Spectral click is a multispectral light sensing device, which uses the state-of-the-art sensor IC for a very accurate chromatic white color sensing. Spectral click provides a direct reading of the XYZ color coordinates, consistent with the CIE 1931 2° Standard Observer color coordinates. It provides the mapping of the XYZ coordinates to the x, y (Y) coordinates of the two-dimensional color gamut, and it scales them to the CIE 1976 u'v' coordinate system. This click board also provides accurate Correlated Color Temperature (CCT) measurements and color point deviation from the black body curve for white light color, in u'v' coordinate system. Additionally, Spectral click features the Near-IR (NIR) wavelengths sensing channel, as well as two programmable LED channels with a constant current.

▶ **DATA**:
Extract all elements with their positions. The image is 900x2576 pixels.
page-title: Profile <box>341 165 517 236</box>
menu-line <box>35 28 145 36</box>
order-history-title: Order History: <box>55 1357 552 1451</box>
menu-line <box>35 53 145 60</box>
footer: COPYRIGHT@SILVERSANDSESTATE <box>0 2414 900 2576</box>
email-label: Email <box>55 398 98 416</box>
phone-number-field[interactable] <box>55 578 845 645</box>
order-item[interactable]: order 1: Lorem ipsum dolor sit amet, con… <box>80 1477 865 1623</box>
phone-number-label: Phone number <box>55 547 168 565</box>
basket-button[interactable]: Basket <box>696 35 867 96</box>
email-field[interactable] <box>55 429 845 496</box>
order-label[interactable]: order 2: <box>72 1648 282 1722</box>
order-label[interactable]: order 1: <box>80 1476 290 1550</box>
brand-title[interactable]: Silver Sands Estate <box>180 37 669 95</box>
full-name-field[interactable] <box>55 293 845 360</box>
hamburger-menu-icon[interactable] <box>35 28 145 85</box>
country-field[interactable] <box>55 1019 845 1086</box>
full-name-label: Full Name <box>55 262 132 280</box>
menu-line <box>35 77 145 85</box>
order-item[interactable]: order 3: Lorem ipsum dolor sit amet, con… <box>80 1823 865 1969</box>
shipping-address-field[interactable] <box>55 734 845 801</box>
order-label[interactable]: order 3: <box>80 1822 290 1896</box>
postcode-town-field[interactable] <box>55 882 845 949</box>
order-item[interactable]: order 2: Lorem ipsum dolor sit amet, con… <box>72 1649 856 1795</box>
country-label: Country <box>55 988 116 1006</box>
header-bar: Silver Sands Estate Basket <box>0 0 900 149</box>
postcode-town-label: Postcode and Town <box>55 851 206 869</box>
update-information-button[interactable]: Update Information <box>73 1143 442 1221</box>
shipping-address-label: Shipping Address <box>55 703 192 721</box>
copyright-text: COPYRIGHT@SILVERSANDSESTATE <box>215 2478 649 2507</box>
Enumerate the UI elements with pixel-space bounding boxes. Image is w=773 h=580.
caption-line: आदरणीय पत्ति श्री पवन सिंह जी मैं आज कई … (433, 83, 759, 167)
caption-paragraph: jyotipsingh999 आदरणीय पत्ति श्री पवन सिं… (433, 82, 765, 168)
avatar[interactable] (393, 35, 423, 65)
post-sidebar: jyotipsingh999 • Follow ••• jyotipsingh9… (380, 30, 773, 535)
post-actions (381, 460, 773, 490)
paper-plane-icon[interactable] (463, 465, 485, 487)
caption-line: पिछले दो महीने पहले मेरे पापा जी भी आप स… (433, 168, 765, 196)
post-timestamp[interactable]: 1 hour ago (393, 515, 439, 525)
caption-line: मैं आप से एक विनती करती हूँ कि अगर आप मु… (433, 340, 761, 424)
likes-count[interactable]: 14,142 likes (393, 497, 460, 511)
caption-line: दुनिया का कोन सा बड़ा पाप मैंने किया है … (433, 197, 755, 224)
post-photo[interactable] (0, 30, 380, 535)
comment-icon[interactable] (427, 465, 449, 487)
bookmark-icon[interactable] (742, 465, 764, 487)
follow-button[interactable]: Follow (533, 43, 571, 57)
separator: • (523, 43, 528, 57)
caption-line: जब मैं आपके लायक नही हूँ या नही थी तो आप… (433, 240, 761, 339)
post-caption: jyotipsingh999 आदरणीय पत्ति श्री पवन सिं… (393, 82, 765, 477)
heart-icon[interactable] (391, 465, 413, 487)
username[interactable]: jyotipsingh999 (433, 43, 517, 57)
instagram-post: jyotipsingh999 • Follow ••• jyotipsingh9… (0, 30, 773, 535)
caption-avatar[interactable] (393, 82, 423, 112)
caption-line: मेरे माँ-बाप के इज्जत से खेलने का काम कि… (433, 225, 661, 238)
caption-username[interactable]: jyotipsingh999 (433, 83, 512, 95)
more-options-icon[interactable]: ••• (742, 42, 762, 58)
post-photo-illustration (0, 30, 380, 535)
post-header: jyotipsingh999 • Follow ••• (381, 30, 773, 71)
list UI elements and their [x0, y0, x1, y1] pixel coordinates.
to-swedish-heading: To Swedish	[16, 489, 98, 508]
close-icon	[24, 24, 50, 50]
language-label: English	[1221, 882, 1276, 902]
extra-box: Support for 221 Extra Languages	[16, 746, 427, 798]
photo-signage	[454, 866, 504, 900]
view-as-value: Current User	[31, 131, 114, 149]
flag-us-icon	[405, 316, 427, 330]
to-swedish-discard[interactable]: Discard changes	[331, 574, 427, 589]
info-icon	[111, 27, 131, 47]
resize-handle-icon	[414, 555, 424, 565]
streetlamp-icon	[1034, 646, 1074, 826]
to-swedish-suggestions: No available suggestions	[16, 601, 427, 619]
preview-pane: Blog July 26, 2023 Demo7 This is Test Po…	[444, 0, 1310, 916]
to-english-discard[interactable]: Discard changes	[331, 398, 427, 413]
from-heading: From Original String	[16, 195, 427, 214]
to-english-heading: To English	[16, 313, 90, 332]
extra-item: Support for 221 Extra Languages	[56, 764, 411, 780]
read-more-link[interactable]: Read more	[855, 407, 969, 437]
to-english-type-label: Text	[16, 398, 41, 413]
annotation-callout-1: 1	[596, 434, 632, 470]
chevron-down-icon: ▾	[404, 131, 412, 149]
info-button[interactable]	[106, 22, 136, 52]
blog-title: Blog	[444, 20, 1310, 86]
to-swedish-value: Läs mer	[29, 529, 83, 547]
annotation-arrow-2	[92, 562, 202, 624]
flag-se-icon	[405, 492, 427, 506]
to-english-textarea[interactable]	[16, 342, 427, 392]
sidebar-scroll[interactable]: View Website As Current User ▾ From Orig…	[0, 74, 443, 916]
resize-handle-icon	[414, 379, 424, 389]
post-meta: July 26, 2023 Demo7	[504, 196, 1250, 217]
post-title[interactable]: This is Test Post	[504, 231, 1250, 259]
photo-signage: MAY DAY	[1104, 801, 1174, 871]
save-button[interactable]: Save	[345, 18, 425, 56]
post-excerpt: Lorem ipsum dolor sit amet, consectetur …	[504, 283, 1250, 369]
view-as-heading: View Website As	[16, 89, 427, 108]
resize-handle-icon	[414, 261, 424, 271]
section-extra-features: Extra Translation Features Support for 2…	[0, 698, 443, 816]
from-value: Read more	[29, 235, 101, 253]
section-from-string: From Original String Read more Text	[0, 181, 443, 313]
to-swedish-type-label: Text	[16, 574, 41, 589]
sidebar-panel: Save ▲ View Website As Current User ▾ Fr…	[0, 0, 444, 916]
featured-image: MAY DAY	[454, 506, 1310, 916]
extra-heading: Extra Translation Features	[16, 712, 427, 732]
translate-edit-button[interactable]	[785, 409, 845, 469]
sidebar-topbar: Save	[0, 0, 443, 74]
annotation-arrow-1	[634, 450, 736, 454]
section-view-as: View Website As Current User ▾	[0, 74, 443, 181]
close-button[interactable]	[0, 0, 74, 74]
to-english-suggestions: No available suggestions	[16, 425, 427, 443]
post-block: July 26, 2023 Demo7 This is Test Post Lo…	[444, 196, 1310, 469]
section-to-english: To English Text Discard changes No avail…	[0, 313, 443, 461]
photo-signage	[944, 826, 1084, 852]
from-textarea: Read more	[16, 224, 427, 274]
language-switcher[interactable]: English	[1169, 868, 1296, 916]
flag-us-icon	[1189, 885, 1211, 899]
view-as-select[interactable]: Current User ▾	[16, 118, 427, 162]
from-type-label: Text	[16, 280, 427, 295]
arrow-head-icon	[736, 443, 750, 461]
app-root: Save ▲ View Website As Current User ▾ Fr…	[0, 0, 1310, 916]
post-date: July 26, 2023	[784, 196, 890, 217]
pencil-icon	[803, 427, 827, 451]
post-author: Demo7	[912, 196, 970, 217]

▶ **GOALS**:
[a] Answer these about the Spectral click description:
(i) Which standard observer are the XYZ readings consistent with?
(ii) Into which coordinate system are the coordinates scaled?
(iii) How many programmable LED channels does the board have, and what type of current do they use?
[b] Write out the Spectral click description starting at "Spectral click is" and ending at "a constant current.", replacing "Spectral click" with "Spectral board".
The records were taken from a separate source.

▶ **RESPONSES IN ORDER**:
[a]
(i) The CIE 1931 2° Standard Observer.
(ii) The CIE 1976 u'v' coordinate system.
(iii) Two, with a constant current.

[b]
Spectral board is a multispectral light sensing device, which uses the state-of-the-art sensor IC for a very accurate chromatic white color sensing. Spectral board provides a direct reading of the XYZ color coordinates, consistent with the CIE 1931 2° Standard Observer color coordinates. It provides the mapping of the XYZ coordinates to the x, y (Y) coordinates of the two-dimensional color gamut, and it scales them to the CIE 1976 u'v' coordinate system. This click board also provides accurate Correlated Color Temperature (CCT) measurements and color point deviation from the black body curve for white light color, in u'v' coordinate system. Additionally, Spectral board features the Near-IR (NIR) wavelengths sensing channel, as well as two programmable LED channels with a constant current.